STATED TASK: Pull each line holding the word "secs" from the data.

STORED ROWS:
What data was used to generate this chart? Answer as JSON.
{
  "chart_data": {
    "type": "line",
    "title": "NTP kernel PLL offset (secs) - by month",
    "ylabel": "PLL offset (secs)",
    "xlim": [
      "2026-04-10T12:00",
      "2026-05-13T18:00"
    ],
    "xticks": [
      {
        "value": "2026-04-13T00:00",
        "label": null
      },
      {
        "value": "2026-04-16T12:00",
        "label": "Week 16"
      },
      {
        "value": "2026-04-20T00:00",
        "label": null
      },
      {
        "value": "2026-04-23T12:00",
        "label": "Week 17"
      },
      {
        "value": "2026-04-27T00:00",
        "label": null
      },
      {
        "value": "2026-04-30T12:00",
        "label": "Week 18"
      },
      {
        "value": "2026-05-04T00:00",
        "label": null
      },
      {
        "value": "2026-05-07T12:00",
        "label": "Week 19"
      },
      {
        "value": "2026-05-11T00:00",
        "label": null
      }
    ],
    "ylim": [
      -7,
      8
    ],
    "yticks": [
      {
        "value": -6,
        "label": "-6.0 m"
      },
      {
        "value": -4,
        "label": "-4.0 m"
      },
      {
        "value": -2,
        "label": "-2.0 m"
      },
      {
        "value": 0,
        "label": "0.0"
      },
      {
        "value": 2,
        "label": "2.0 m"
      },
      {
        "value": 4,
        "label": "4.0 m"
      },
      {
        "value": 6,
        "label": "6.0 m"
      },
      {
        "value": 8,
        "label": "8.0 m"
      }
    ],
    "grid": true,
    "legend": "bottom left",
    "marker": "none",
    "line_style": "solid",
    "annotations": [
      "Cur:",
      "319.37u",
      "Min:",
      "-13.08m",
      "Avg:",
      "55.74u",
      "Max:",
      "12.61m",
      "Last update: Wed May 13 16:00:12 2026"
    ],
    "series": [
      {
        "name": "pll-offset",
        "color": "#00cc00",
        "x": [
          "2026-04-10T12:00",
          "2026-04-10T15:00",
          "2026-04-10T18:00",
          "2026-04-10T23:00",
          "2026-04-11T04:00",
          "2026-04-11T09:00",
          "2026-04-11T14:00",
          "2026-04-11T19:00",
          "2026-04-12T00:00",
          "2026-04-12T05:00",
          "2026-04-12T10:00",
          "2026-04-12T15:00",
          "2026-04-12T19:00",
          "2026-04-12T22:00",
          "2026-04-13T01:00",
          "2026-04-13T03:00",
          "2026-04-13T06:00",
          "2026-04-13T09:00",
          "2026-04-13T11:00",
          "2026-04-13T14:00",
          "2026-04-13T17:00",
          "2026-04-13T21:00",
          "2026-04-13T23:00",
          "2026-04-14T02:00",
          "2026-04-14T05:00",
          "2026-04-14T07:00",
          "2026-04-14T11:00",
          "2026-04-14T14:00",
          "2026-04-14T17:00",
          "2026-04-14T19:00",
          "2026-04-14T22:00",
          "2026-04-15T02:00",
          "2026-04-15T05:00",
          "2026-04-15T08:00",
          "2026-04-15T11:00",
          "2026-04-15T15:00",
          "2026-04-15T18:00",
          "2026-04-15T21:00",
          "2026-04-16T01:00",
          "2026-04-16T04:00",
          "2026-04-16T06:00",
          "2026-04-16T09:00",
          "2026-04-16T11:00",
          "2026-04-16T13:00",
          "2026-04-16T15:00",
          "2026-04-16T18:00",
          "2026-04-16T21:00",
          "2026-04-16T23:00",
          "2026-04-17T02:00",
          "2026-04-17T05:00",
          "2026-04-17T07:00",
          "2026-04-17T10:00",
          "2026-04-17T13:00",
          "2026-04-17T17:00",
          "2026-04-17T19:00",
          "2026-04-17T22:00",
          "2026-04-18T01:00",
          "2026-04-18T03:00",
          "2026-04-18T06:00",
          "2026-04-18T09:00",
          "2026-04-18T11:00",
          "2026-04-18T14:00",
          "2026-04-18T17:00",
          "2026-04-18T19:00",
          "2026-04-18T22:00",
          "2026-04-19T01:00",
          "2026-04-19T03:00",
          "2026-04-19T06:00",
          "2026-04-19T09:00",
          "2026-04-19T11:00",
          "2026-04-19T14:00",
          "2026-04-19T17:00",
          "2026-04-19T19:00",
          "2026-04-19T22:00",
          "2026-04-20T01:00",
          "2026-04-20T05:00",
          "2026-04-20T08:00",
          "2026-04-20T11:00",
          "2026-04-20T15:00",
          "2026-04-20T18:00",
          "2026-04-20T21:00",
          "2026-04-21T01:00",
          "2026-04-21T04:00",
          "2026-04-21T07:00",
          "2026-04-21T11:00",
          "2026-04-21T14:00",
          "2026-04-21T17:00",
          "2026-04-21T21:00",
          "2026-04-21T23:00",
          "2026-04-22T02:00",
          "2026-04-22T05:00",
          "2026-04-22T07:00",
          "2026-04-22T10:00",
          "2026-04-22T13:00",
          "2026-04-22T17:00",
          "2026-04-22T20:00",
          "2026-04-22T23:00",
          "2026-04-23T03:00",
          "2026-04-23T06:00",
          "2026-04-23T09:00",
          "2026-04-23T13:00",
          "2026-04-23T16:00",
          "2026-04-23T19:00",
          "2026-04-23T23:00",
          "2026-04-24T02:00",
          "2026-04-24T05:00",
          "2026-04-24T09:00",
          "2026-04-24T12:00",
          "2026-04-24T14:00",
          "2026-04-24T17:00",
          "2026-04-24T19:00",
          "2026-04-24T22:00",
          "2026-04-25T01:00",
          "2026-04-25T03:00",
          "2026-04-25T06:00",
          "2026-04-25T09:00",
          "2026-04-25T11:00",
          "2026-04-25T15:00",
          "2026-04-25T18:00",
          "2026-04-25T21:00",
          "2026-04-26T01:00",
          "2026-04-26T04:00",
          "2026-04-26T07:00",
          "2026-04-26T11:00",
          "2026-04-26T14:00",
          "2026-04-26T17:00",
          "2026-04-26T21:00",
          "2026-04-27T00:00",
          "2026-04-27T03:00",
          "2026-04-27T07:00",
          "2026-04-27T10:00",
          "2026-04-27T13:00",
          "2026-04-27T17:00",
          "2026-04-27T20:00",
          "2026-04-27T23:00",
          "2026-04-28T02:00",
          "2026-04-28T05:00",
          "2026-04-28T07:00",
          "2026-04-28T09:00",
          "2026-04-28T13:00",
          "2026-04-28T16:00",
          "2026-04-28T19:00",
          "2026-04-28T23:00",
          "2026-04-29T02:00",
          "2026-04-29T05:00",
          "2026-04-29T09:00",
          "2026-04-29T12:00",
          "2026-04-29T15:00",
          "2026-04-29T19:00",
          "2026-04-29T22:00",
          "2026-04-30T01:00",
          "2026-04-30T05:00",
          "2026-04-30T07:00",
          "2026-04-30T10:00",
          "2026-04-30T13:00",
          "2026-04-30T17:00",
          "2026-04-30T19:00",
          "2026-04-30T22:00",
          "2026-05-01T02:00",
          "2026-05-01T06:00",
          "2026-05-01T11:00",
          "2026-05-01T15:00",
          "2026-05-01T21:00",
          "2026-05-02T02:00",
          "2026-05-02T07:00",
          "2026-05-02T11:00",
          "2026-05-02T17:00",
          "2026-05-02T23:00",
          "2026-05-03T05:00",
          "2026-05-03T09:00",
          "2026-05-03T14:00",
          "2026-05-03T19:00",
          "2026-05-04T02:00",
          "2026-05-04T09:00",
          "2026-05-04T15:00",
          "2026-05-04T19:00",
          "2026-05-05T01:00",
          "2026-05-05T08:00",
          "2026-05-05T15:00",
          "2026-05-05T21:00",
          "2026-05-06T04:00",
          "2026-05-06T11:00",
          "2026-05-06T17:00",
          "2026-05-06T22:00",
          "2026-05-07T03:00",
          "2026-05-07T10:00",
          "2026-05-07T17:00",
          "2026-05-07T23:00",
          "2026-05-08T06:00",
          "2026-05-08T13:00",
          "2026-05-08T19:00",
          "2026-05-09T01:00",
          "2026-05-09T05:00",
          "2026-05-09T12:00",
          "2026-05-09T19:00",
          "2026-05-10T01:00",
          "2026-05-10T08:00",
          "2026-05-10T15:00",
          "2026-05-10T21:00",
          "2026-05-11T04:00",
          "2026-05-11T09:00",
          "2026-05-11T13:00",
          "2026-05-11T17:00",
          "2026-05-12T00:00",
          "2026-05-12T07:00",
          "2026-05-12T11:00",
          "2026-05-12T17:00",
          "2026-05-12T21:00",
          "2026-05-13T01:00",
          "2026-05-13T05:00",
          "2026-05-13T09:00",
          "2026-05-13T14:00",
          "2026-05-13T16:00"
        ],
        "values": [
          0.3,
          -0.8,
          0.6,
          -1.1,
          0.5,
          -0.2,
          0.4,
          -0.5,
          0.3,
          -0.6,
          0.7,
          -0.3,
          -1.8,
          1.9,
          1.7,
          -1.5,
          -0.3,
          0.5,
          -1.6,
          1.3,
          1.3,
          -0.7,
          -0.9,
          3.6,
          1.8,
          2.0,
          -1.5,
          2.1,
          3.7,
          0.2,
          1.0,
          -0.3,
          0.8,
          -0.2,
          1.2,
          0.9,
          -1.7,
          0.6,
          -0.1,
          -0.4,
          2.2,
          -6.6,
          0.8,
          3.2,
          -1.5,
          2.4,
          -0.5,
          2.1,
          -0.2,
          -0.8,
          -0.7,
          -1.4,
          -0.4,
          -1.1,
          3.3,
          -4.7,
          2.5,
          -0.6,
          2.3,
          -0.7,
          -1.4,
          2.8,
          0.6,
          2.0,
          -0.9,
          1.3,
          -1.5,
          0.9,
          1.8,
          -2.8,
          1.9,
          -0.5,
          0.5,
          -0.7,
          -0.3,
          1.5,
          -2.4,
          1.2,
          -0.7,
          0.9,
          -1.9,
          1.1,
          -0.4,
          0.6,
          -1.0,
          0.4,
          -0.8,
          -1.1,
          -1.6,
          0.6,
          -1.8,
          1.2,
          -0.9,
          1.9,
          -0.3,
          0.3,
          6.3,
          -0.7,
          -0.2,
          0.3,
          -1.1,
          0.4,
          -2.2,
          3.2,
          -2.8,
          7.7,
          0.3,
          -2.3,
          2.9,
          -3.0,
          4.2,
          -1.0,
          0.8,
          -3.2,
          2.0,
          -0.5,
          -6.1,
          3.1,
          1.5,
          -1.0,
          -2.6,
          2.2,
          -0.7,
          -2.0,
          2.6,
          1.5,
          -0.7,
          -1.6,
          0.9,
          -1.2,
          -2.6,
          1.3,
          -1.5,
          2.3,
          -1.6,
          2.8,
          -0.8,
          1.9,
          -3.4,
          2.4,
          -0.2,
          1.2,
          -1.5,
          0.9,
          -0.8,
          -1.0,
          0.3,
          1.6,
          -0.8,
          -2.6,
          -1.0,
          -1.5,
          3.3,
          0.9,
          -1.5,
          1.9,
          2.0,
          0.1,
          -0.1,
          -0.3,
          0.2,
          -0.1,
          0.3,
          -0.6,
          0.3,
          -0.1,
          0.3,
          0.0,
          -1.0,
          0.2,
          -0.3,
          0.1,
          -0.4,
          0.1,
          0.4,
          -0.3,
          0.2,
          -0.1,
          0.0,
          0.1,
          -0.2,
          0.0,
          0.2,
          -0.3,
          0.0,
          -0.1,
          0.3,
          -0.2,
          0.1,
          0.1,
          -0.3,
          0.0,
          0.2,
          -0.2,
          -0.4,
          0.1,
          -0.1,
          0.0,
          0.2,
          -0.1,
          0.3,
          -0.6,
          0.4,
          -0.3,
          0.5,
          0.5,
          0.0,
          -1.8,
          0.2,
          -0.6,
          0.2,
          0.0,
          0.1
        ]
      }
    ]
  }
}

ANSWER FOR THIS EXERCISE:
    "title": "NTP kernel PLL offset (secs) - by month",
    "ylabel": "PLL offset (secs)",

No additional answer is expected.